» WHAT THE TASK REQUIRES
All the records that follow need to be reproduced exactly. Omit the images.

[Start SOURCE RECORDS]

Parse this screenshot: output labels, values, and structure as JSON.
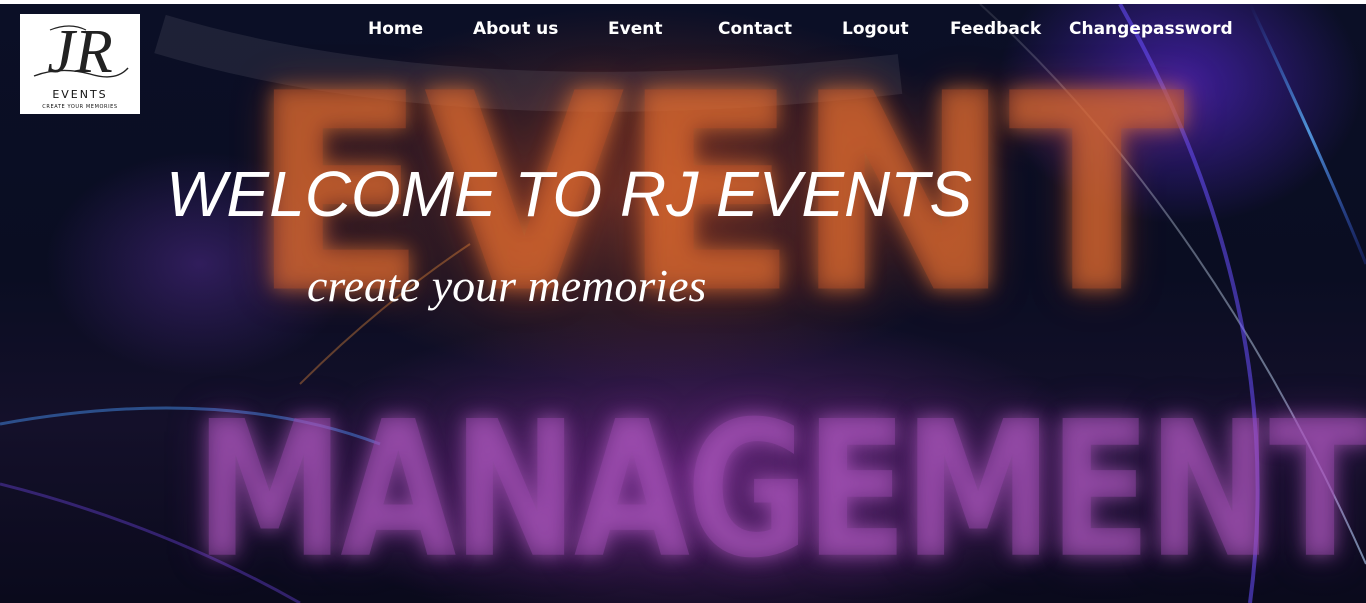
{
  "logo": {
    "monogram": "JR",
    "wordmark": "EVENTS",
    "tagline": "CREATE YOUR MEMORIES"
  },
  "nav": {
    "items": [
      {
        "label": "Home"
      },
      {
        "label": "About us"
      },
      {
        "label": "Event"
      },
      {
        "label": "Contact"
      },
      {
        "label": "Logout"
      },
      {
        "label": "Feedback"
      },
      {
        "label": "Changepassword"
      }
    ]
  },
  "hero": {
    "title": "WELCOME TO RJ EVENTS",
    "subtitle": "create your memories",
    "background_words": [
      "EVENT",
      "MANAGEMENT"
    ]
  },
  "colors": {
    "nav_text": "#ffffff",
    "hero_text": "#ffffff",
    "background_dark": "#0b0f26",
    "glow_orange": "#ff8c3c",
    "glow_purple": "#b060d0",
    "glow_blue": "#3a5cff"
  }
}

[End SOURCE RECORDS]

» FULL OUTPUT
Parse this screenshot: output labels, values, and structure as JSON.
{
  "logo": {
    "monogram": "JR",
    "wordmark": "EVENTS",
    "tagline": "CREATE YOUR MEMORIES"
  },
  "nav": {
    "items": [
      {
        "label": "Home"
      },
      {
        "label": "About us"
      },
      {
        "label": "Event"
      },
      {
        "label": "Contact"
      },
      {
        "label": "Logout"
      },
      {
        "label": "Feedback"
      },
      {
        "label": "Changepassword"
      }
    ]
  },
  "hero": {
    "title": "WELCOME TO RJ EVENTS",
    "subtitle": "create your memories",
    "background_words": [
      "EVENT",
      "MANAGEMENT"
    ]
  },
  "colors": {
    "nav_text": "#ffffff",
    "hero_text": "#ffffff",
    "background_dark": "#0b0f26",
    "glow_orange": "#ff8c3c",
    "glow_purple": "#b060d0",
    "glow_blue": "#3a5cff"
  }
}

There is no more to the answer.